##### Information shown
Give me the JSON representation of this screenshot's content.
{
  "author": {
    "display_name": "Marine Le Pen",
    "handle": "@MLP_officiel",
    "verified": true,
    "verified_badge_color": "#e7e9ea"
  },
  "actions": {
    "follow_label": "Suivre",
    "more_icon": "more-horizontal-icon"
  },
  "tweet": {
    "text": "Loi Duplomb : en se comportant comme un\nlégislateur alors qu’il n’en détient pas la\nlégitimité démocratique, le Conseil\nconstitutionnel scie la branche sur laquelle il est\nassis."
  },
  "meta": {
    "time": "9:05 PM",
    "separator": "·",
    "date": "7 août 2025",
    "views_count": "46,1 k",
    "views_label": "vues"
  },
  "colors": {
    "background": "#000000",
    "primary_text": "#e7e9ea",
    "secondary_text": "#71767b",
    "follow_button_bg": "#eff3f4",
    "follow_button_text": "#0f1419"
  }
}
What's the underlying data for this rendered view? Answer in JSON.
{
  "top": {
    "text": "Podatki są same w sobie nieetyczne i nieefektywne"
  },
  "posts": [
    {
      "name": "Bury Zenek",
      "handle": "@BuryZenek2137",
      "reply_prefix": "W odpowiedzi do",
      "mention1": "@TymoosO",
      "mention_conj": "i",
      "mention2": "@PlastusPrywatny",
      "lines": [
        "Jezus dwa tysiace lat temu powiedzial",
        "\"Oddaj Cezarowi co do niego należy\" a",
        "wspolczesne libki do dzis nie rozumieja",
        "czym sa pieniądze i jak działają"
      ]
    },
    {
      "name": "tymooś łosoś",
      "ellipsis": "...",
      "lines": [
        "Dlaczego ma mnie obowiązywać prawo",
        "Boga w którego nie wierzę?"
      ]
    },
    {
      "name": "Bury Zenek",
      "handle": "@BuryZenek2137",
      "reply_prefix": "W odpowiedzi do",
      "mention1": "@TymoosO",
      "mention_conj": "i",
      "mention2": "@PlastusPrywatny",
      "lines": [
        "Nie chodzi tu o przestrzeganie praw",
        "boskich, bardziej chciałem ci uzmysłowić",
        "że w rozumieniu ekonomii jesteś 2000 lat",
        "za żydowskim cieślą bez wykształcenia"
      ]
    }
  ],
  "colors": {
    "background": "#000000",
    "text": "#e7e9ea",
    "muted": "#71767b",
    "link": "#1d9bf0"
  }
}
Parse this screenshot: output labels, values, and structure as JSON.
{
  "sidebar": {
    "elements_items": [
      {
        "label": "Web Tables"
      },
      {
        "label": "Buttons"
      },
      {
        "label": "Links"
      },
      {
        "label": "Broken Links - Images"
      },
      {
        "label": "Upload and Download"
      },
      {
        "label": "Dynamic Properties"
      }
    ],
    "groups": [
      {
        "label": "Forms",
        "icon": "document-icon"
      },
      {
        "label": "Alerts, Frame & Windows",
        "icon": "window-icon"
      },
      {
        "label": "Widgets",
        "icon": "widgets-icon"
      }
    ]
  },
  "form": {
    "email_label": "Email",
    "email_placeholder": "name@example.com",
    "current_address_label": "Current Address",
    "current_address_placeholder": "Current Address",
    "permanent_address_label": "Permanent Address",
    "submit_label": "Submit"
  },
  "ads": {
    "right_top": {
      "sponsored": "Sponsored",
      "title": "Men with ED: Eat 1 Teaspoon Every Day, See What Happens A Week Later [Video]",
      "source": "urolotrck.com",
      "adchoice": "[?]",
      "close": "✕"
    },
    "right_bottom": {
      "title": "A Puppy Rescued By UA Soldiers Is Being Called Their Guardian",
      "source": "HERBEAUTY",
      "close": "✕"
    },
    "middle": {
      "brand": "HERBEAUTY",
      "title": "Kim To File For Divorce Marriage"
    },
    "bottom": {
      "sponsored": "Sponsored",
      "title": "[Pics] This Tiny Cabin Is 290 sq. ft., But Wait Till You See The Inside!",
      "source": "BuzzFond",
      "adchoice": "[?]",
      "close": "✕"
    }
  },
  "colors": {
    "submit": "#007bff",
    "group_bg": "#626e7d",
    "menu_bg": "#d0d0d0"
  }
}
##########
Exercise description = Reproduce each entry word for word.

Result =
Give me the JSON representation of this screenshot's content.
{
  "author": {
    "display_name": "Marine Le Pen",
    "handle": "@MLP_officiel",
    "verified": true,
    "verified_badge_color": "#e7e9ea"
  },
  "actions": {
    "follow_label": "Suivre",
    "more_icon": "more-horizontal-icon"
  },
  "tweet": {
    "text": "Loi Duplomb : en se comportant comme un\nlégislateur alors qu’il n’en détient pas la\nlégitimité démocratique, le Conseil\nconstitutionnel scie la branche sur laquelle il est\nassis."
  },
  "meta": {
    "time": "9:05 PM",
    "separator": "·",
    "date": "7 août 2025",
    "views_count": "46,1 k",
    "views_label": "vues"
  },
  "colors": {
    "background": "#000000",
    "primary_text": "#e7e9ea",
    "secondary_text": "#71767b",
    "follow_button_bg": "#eff3f4",
    "follow_button_text": "#0f1419"
  }
}
What's the underlying data for this rendered view? Answer in JSON.
{
  "top": {
    "text": "Podatki są same w sobie nieetyczne i nieefektywne"
  },
  "posts": [
    {
      "name": "Bury Zenek",
      "handle": "@BuryZenek2137",
      "reply_prefix": "W odpowiedzi do",
      "mention1": "@TymoosO",
      "mention_conj": "i",
      "mention2": "@PlastusPrywatny",
      "lines": [
        "Jezus dwa tysiace lat temu powiedzial",
        "\"Oddaj Cezarowi co do niego należy\" a",
        "wspolczesne libki do dzis nie rozumieja",
        "czym sa pieniądze i jak działają"
      ]
    },
    {
      "name": "tymooś łosoś",
      "ellipsis": "...",
      "lines": [
        "Dlaczego ma mnie obowiązywać prawo",
        "Boga w którego nie wierzę?"
      ]
    },
    {
      "name": "Bury Zenek",
      "handle": "@BuryZenek2137",
      "reply_prefix": "W odpowiedzi do",
      "mention1": "@TymoosO",
      "mention_conj": "i",
      "mention2": "@PlastusPrywatny",
      "lines": [
        "Nie chodzi tu o przestrzeganie praw",
        "boskich, bardziej chciałem ci uzmysłowić",
        "że w rozumieniu ekonomii jesteś 2000 lat",
        "za żydowskim cieślą bez wykształcenia"
      ]
    }
  ],
  "colors": {
    "background": "#000000",
    "text": "#e7e9ea",
    "muted": "#71767b",
    "link": "#1d9bf0"
  }
}
Parse this screenshot: output labels, values, and structure as JSON.
{
  "sidebar": {
    "elements_items": [
      {
        "label": "Web Tables"
      },
      {
        "label": "Buttons"
      },
      {
        "label": "Links"
      },
      {
        "label": "Broken Links - Images"
      },
      {
        "label": "Upload and Download"
      },
      {
        "label": "Dynamic Properties"
      }
    ],
    "groups": [
      {
        "label": "Forms",
        "icon": "document-icon"
      },
      {
        "label": "Alerts, Frame & Windows",
        "icon": "window-icon"
      },
      {
        "label": "Widgets",
        "icon": "widgets-icon"
      }
    ]
  },
  "form": {
    "email_label": "Email",
    "email_placeholder": "name@example.com",
    "current_address_label": "Current Address",
    "current_address_placeholder": "Current Address",
    "permanent_address_label": "Permanent Address",
    "submit_label": "Submit"
  },
  "ads": {
    "right_top": {
      "sponsored": "Sponsored",
      "title": "Men with ED: Eat 1 Teaspoon Every Day, See What Happens A Week Later [Video]",
      "source": "urolotrck.com",
      "adchoice": "[?]",
      "close": "✕"
    },
    "right_bottom": {
      "title": "A Puppy Rescued By UA Soldiers Is Being Called Their Guardian",
      "source": "HERBEAUTY",
      "close": "✕"
    },
    "middle": {
      "brand": "HERBEAUTY",
      "title": "Kim To File For Divorce Marriage"
    },
    "bottom": {
      "sponsored": "Sponsored",
      "title": "[Pics] This Tiny Cabin Is 290 sq. ft., But Wait Till You See The Inside!",
      "source": "BuzzFond",
      "adchoice": "[?]",
      "close": "✕"
    }
  },
  "colors": {
    "submit": "#007bff",
    "group_bg": "#626e7d",
    "menu_bg": "#d0d0d0"
  }
}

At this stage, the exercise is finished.